Website and app data records
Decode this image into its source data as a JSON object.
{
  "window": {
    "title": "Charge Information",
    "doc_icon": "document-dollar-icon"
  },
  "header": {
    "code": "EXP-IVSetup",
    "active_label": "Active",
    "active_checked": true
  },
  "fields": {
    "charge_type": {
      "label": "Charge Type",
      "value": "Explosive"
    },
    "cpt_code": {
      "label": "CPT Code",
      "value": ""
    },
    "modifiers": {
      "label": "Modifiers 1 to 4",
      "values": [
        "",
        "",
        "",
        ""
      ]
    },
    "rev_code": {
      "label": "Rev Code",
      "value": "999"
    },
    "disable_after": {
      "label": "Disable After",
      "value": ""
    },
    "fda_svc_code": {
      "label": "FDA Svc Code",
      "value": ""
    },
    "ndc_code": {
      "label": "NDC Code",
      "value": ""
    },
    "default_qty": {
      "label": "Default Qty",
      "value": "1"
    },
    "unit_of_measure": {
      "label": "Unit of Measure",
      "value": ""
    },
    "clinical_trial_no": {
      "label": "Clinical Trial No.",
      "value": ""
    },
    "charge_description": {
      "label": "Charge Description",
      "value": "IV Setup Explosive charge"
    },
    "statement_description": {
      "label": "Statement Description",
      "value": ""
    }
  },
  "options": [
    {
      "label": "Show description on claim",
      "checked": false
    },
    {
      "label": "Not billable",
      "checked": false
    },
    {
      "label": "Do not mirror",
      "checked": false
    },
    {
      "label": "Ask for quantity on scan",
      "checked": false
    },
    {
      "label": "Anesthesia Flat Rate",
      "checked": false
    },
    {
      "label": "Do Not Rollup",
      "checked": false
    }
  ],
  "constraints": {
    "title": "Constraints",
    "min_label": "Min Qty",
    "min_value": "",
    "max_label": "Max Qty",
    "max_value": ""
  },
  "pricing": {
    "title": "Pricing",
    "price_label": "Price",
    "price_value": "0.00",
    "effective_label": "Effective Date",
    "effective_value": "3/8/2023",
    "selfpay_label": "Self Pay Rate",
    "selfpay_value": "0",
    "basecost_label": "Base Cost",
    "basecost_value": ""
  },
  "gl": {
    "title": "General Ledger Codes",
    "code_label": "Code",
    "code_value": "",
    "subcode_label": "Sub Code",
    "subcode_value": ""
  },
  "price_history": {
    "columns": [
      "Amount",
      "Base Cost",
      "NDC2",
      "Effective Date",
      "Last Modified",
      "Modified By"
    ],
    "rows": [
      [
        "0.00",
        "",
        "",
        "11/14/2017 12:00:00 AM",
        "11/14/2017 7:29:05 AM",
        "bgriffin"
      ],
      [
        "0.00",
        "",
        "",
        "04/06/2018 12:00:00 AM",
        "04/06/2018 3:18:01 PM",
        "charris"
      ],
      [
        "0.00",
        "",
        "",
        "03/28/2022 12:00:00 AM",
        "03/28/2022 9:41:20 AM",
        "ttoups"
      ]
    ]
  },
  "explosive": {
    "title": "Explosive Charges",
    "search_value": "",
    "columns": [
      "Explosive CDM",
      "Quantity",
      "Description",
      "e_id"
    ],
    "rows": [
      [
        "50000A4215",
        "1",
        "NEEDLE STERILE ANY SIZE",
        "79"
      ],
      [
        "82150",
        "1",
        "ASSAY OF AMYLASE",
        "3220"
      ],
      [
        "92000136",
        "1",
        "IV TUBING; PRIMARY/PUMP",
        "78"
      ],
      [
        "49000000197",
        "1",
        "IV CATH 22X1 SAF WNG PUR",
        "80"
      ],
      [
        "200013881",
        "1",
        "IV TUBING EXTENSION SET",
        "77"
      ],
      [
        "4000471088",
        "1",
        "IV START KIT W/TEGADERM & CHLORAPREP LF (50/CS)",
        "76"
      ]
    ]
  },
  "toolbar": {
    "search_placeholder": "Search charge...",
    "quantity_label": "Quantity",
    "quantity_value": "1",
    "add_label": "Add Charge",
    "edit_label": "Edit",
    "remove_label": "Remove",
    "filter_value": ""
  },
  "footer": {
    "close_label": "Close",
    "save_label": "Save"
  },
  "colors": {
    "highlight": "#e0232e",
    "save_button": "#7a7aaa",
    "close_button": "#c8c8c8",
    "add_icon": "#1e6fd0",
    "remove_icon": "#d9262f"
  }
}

Aim of the exercise
Word for word, restate all of the records.

Your solution
Decode this image into its source data as a JSON object.
{
  "window": {
    "title": "Charge Information",
    "doc_icon": "document-dollar-icon"
  },
  "header": {
    "code": "EXP-IVSetup",
    "active_label": "Active",
    "active_checked": true
  },
  "fields": {
    "charge_type": {
      "label": "Charge Type",
      "value": "Explosive"
    },
    "cpt_code": {
      "label": "CPT Code",
      "value": ""
    },
    "modifiers": {
      "label": "Modifiers 1 to 4",
      "values": [
        "",
        "",
        "",
        ""
      ]
    },
    "rev_code": {
      "label": "Rev Code",
      "value": "999"
    },
    "disable_after": {
      "label": "Disable After",
      "value": ""
    },
    "fda_svc_code": {
      "label": "FDA Svc Code",
      "value": ""
    },
    "ndc_code": {
      "label": "NDC Code",
      "value": ""
    },
    "default_qty": {
      "label": "Default Qty",
      "value": "1"
    },
    "unit_of_measure": {
      "label": "Unit of Measure",
      "value": ""
    },
    "clinical_trial_no": {
      "label": "Clinical Trial No.",
      "value": ""
    },
    "charge_description": {
      "label": "Charge Description",
      "value": "IV Setup Explosive charge"
    },
    "statement_description": {
      "label": "Statement Description",
      "value": ""
    }
  },
  "options": [
    {
      "label": "Show description on claim",
      "checked": false
    },
    {
      "label": "Not billable",
      "checked": false
    },
    {
      "label": "Do not mirror",
      "checked": false
    },
    {
      "label": "Ask for quantity on scan",
      "checked": false
    },
    {
      "label": "Anesthesia Flat Rate",
      "checked": false
    },
    {
      "label": "Do Not Rollup",
      "checked": false
    }
  ],
  "constraints": {
    "title": "Constraints",
    "min_label": "Min Qty",
    "min_value": "",
    "max_label": "Max Qty",
    "max_value": ""
  },
  "pricing": {
    "title": "Pricing",
    "price_label": "Price",
    "price_value": "0.00",
    "effective_label": "Effective Date",
    "effective_value": "3/8/2023",
    "selfpay_label": "Self Pay Rate",
    "selfpay_value": "0",
    "basecost_label": "Base Cost",
    "basecost_value": ""
  },
  "gl": {
    "title": "General Ledger Codes",
    "code_label": "Code",
    "code_value": "",
    "subcode_label": "Sub Code",
    "subcode_value": ""
  },
  "price_history": {
    "columns": [
      "Amount",
      "Base Cost",
      "NDC2",
      "Effective Date",
      "Last Modified",
      "Modified By"
    ],
    "rows": [
      [
        "0.00",
        "",
        "",
        "11/14/2017 12:00:00 AM",
        "11/14/2017 7:29:05 AM",
        "bgriffin"
      ],
      [
        "0.00",
        "",
        "",
        "04/06/2018 12:00:00 AM",
        "04/06/2018 3:18:01 PM",
        "charris"
      ],
      [
        "0.00",
        "",
        "",
        "03/28/2022 12:00:00 AM",
        "03/28/2022 9:41:20 AM",
        "ttoups"
      ]
    ]
  },
  "explosive": {
    "title": "Explosive Charges",
    "search_value": "",
    "columns": [
      "Explosive CDM",
      "Quantity",
      "Description",
      "e_id"
    ],
    "rows": [
      [
        "50000A4215",
        "1",
        "NEEDLE STERILE ANY SIZE",
        "79"
      ],
      [
        "82150",
        "1",
        "ASSAY OF AMYLASE",
        "3220"
      ],
      [
        "92000136",
        "1",
        "IV TUBING; PRIMARY/PUMP",
        "78"
      ],
      [
        "49000000197",
        "1",
        "IV CATH 22X1 SAF WNG PUR",
        "80"
      ],
      [
        "200013881",
        "1",
        "IV TUBING EXTENSION SET",
        "77"
      ],
      [
        "4000471088",
        "1",
        "IV START KIT W/TEGADERM & CHLORAPREP LF (50/CS)",
        "76"
      ]
    ]
  },
  "toolbar": {
    "search_placeholder": "Search charge...",
    "quantity_label": "Quantity",
    "quantity_value": "1",
    "add_label": "Add Charge",
    "edit_label": "Edit",
    "remove_label": "Remove",
    "filter_value": ""
  },
  "footer": {
    "close_label": "Close",
    "save_label": "Save"
  },
  "colors": {
    "highlight": "#e0232e",
    "save_button": "#7a7aaa",
    "close_button": "#c8c8c8",
    "add_icon": "#1e6fd0",
    "remove_icon": "#d9262f"
  }
}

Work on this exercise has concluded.